◆ What you are asked to do
Report how many lines below contain the word "考古研究发现". Give only the number.

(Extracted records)
——————————

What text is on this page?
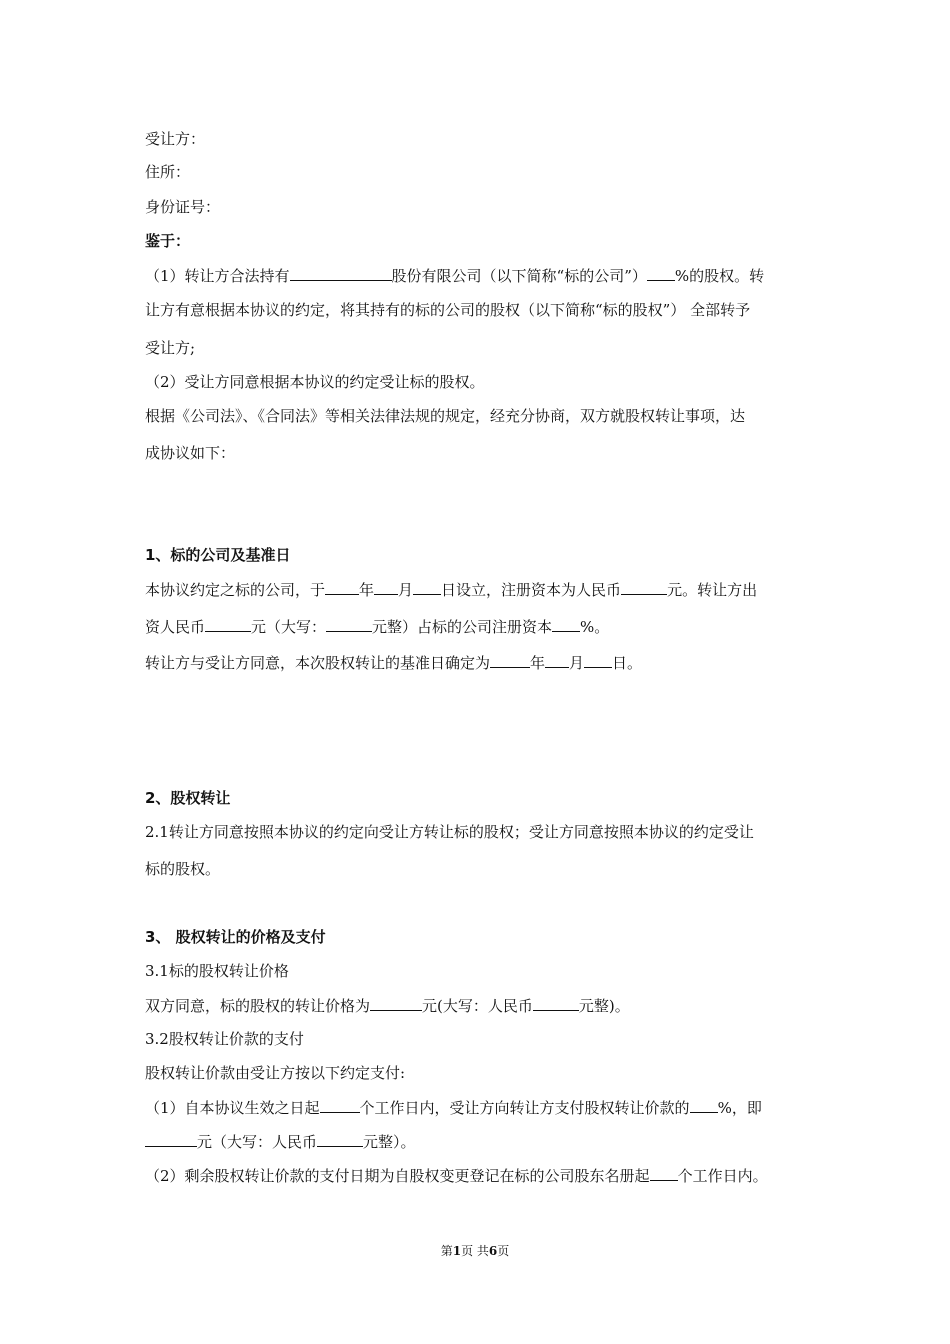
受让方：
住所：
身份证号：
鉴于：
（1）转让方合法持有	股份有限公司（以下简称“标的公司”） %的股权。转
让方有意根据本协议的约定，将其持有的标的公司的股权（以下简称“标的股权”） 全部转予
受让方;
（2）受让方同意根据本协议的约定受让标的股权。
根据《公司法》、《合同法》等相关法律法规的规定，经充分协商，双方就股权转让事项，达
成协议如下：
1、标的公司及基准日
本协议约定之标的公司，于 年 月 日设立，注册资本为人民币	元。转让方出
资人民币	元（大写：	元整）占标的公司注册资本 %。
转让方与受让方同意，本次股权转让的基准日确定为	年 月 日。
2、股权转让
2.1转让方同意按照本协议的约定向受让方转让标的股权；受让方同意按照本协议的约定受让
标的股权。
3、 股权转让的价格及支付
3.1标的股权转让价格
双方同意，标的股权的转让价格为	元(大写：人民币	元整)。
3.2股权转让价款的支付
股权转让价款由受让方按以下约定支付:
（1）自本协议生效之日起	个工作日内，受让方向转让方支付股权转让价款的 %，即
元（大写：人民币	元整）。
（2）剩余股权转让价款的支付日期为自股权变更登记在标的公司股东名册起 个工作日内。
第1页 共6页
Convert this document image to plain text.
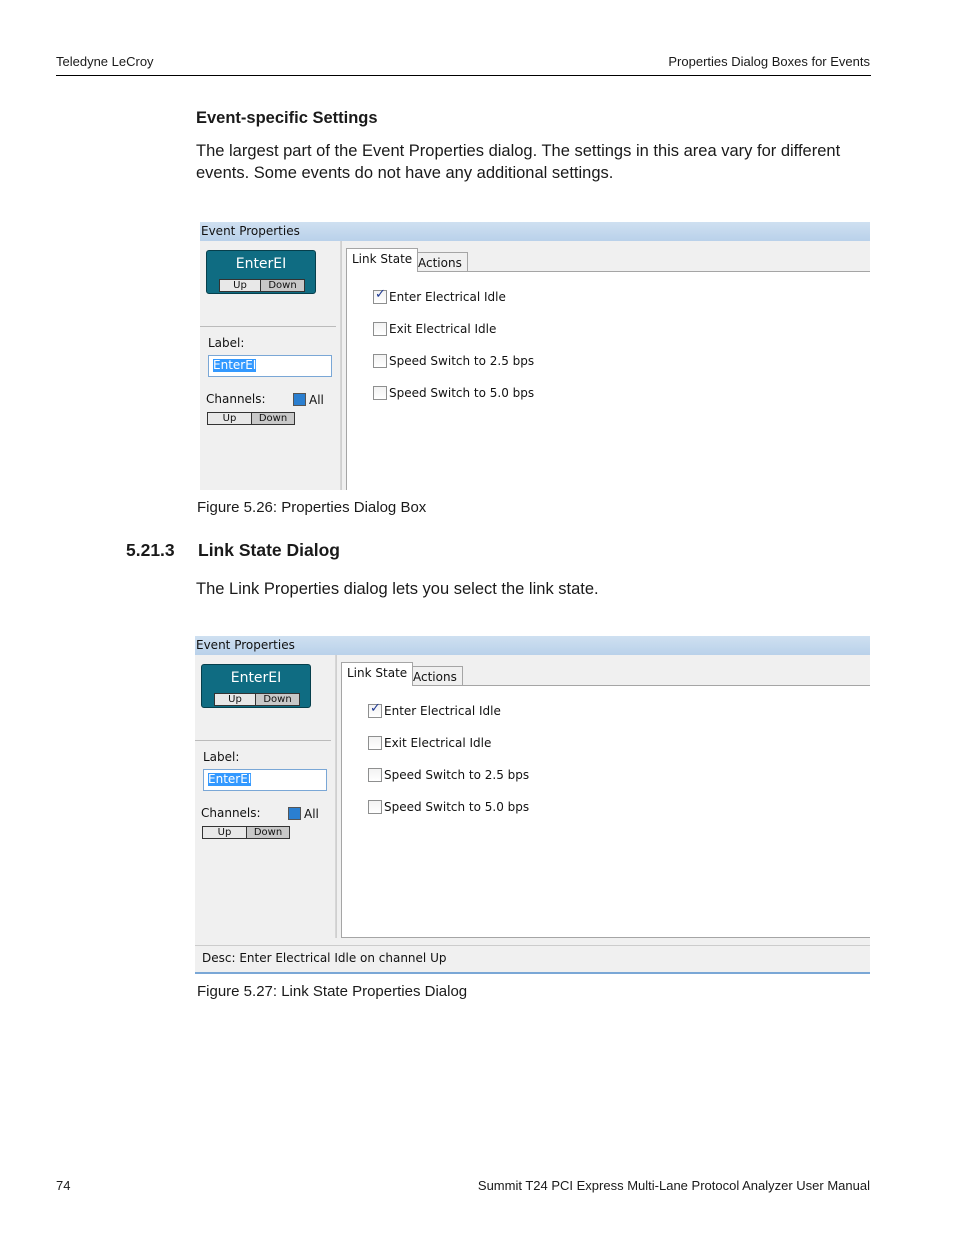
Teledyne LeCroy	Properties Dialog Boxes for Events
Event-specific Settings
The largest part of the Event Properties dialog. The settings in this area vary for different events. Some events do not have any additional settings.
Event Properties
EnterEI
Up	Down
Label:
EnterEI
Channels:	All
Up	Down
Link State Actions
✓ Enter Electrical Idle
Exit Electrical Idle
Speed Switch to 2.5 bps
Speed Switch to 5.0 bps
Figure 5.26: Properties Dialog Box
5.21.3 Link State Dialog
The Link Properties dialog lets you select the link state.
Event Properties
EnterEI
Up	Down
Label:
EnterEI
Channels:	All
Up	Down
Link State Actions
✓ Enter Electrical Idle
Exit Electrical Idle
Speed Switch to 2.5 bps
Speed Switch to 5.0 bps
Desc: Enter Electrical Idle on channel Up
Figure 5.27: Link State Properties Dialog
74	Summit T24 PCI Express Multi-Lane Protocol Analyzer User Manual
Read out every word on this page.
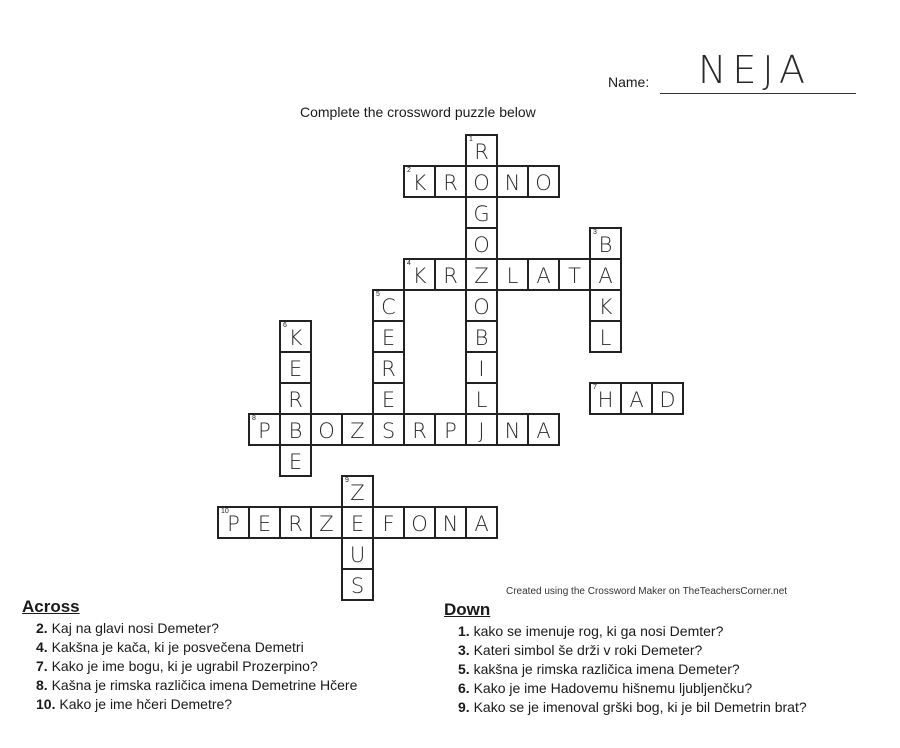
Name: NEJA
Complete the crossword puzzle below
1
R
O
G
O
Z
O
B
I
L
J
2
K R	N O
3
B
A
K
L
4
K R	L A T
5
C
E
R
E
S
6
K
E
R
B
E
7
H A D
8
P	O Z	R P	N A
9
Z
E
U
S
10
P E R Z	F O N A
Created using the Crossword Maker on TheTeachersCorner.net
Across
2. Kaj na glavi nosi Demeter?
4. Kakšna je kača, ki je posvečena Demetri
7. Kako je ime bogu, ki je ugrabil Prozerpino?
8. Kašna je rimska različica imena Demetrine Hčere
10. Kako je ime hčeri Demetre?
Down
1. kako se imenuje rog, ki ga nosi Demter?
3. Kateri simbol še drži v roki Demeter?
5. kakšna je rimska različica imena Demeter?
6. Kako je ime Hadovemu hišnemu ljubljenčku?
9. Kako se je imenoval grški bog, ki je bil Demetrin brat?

——————————

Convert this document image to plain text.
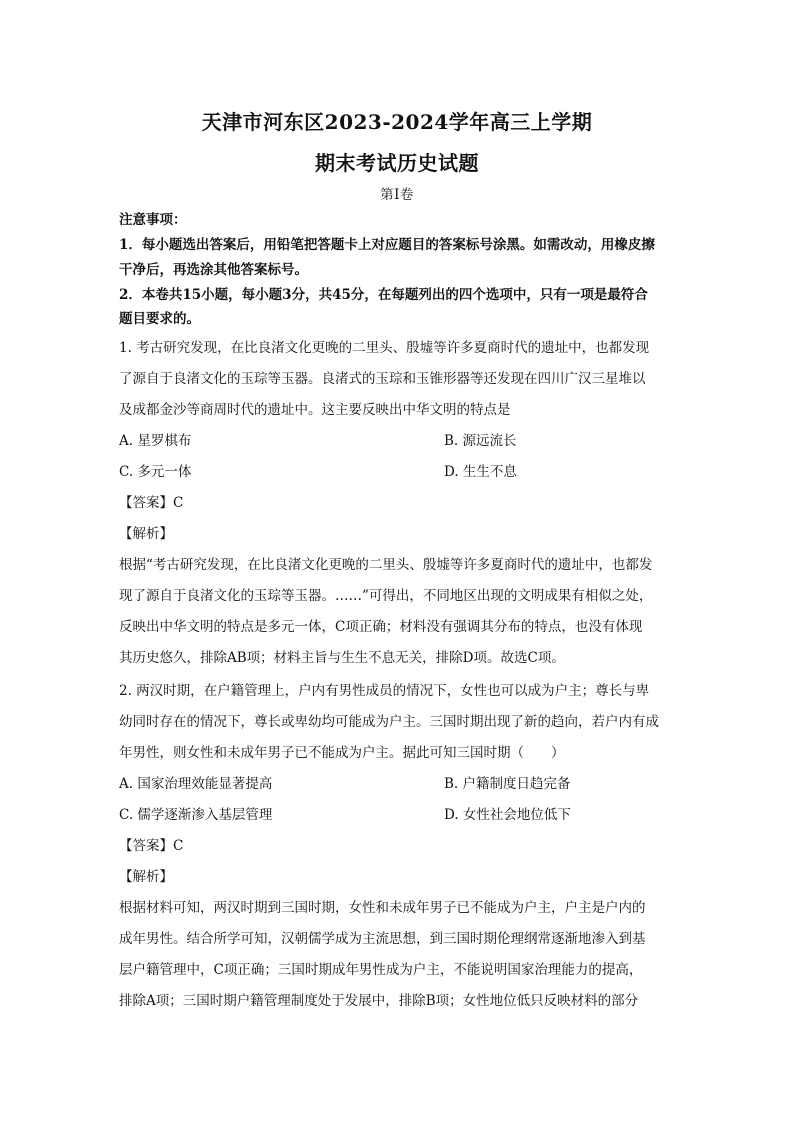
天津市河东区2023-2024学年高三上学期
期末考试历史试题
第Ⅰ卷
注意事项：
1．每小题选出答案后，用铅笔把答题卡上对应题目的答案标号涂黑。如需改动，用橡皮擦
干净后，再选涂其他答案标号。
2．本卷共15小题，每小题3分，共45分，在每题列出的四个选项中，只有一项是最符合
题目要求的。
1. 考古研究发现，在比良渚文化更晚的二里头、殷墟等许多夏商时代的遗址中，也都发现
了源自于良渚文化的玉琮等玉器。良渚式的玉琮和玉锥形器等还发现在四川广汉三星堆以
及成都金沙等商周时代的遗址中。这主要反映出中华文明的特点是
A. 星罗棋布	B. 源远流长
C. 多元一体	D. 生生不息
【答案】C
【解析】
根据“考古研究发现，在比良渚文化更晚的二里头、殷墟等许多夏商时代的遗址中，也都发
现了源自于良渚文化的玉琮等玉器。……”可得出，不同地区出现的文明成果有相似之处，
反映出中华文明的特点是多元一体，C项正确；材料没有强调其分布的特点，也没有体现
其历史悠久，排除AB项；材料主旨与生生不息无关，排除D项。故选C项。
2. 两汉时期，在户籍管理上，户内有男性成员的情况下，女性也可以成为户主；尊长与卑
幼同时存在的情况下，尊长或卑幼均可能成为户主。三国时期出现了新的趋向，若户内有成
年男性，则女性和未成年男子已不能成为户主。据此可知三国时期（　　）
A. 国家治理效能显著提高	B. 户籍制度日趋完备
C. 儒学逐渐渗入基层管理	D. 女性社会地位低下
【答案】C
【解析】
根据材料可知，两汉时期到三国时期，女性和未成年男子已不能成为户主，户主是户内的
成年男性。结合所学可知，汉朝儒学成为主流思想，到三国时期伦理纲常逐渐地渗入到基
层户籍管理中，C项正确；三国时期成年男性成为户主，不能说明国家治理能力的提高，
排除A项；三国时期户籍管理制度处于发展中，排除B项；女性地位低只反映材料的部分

——————————

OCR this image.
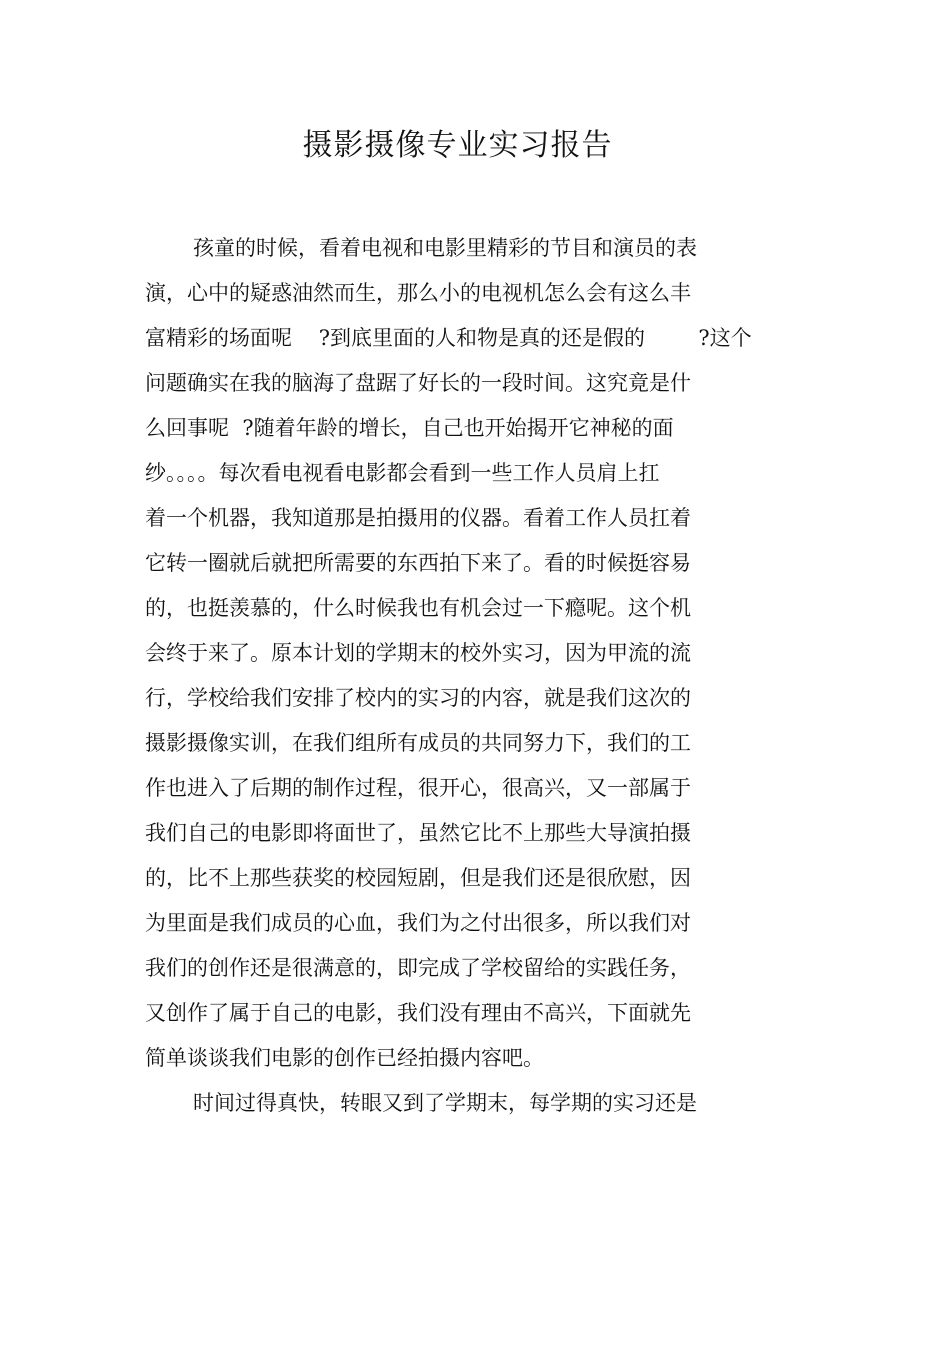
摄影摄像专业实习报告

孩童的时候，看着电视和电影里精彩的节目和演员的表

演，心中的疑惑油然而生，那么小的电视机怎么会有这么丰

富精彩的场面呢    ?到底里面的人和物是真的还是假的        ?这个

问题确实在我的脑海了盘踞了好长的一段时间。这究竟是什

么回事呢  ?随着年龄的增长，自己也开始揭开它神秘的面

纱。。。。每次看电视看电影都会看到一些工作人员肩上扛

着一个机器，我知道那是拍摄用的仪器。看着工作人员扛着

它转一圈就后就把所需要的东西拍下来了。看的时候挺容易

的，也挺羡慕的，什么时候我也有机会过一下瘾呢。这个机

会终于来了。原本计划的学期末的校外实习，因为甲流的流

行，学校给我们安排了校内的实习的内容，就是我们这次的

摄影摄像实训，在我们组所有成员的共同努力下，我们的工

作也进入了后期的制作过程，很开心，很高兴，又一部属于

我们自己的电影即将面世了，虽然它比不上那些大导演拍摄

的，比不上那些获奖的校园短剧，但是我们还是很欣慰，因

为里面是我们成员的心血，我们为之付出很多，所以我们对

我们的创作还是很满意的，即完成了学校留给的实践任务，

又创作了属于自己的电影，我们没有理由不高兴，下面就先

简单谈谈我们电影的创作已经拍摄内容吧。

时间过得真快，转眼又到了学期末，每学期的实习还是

——————————

◆ Completed exercise
2